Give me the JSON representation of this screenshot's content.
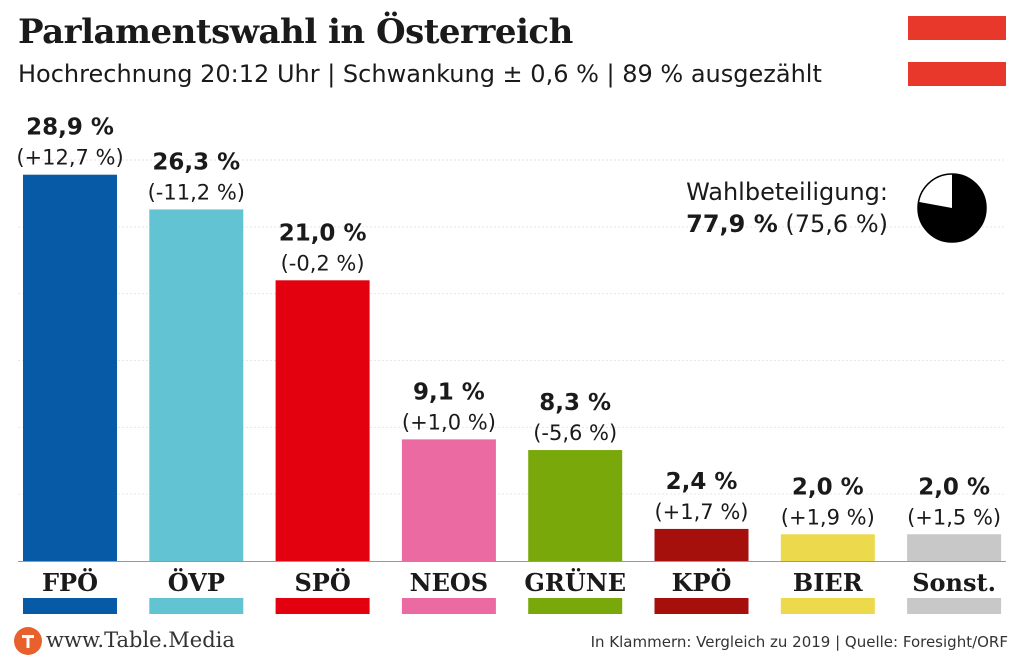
{
  "header": {
    "title": "Parlamentswahl in Österreich",
    "subtitle": "Hochrechnung 20:12 Uhr | Schwankung ± 0,6 % | 89 % ausgezählt"
  },
  "turnout": {
    "label": "Wahlbeteiligung:",
    "value": "77,9 %",
    "previous": "(75,6 %)",
    "fraction": 0.779
  },
  "footer": {
    "brand": "www.Table.Media",
    "note": "In Klammern: Vergleich zu 2019 | Quelle: Foresight/ORF"
  },
  "colors": {
    "flag_red": "#e8382c",
    "grid": "#e6e6e6"
  },
  "chart_data": {
    "type": "bar",
    "title": "Parlamentswahl in Österreich",
    "subtitle": "Hochrechnung 20:12 Uhr | Schwankung ± 0,6 % | 89 % ausgezählt",
    "xlabel": "",
    "ylabel": "",
    "ylim": [
      0,
      30
    ],
    "grid": true,
    "categories": [
      "FPÖ",
      "ÖVP",
      "SPÖ",
      "NEOS",
      "GRÜNE",
      "KPÖ",
      "BIER",
      "Sonst."
    ],
    "values": [
      28.9,
      26.3,
      21.0,
      9.1,
      8.3,
      2.4,
      2.0,
      2.0
    ],
    "value_labels": [
      "28,9 %",
      "26,3 %",
      "21,0 %",
      "9,1 %",
      "8,3 %",
      "2,4 %",
      "2,0 %",
      "2,0 %"
    ],
    "change_labels": [
      "(+12,7 %)",
      "(-11,2 %)",
      "(-0,2 %)",
      "(+1,0 %)",
      "(-5,6 %)",
      "(+1,7 %)",
      "(+1,9 %)",
      "(+1,5 %)"
    ],
    "colors": [
      "#075aa6",
      "#62c3d3",
      "#e3000f",
      "#eb6aa2",
      "#78a809",
      "#a50f0c",
      "#ecd94c",
      "#c8c8c8"
    ]
  }
}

┄┄┄┄┄┄

## What needs to be done
Write out all the entries word for word, but skip any images.

## Worked solution
Give me the JSON representation of this screenshot's content.
{
  "header": {
    "title": "Parlamentswahl in Österreich",
    "subtitle": "Hochrechnung 20:12 Uhr | Schwankung ± 0,6 % | 89 % ausgezählt"
  },
  "turnout": {
    "label": "Wahlbeteiligung:",
    "value": "77,9 %",
    "previous": "(75,6 %)",
    "fraction": 0.779
  },
  "footer": {
    "brand": "www.Table.Media",
    "note": "In Klammern: Vergleich zu 2019 | Quelle: Foresight/ORF"
  },
  "colors": {
    "flag_red": "#e8382c",
    "grid": "#e6e6e6"
  },
  "chart_data": {
    "type": "bar",
    "title": "Parlamentswahl in Österreich",
    "subtitle": "Hochrechnung 20:12 Uhr | Schwankung ± 0,6 % | 89 % ausgezählt",
    "xlabel": "",
    "ylabel": "",
    "ylim": [
      0,
      30
    ],
    "grid": true,
    "categories": [
      "FPÖ",
      "ÖVP",
      "SPÖ",
      "NEOS",
      "GRÜNE",
      "KPÖ",
      "BIER",
      "Sonst."
    ],
    "values": [
      28.9,
      26.3,
      21.0,
      9.1,
      8.3,
      2.4,
      2.0,
      2.0
    ],
    "value_labels": [
      "28,9 %",
      "26,3 %",
      "21,0 %",
      "9,1 %",
      "8,3 %",
      "2,4 %",
      "2,0 %",
      "2,0 %"
    ],
    "change_labels": [
      "(+12,7 %)",
      "(-11,2 %)",
      "(-0,2 %)",
      "(+1,0 %)",
      "(-5,6 %)",
      "(+1,7 %)",
      "(+1,9 %)",
      "(+1,5 %)"
    ],
    "colors": [
      "#075aa6",
      "#62c3d3",
      "#e3000f",
      "#eb6aa2",
      "#78a809",
      "#a50f0c",
      "#ecd94c",
      "#c8c8c8"
    ]
  }
}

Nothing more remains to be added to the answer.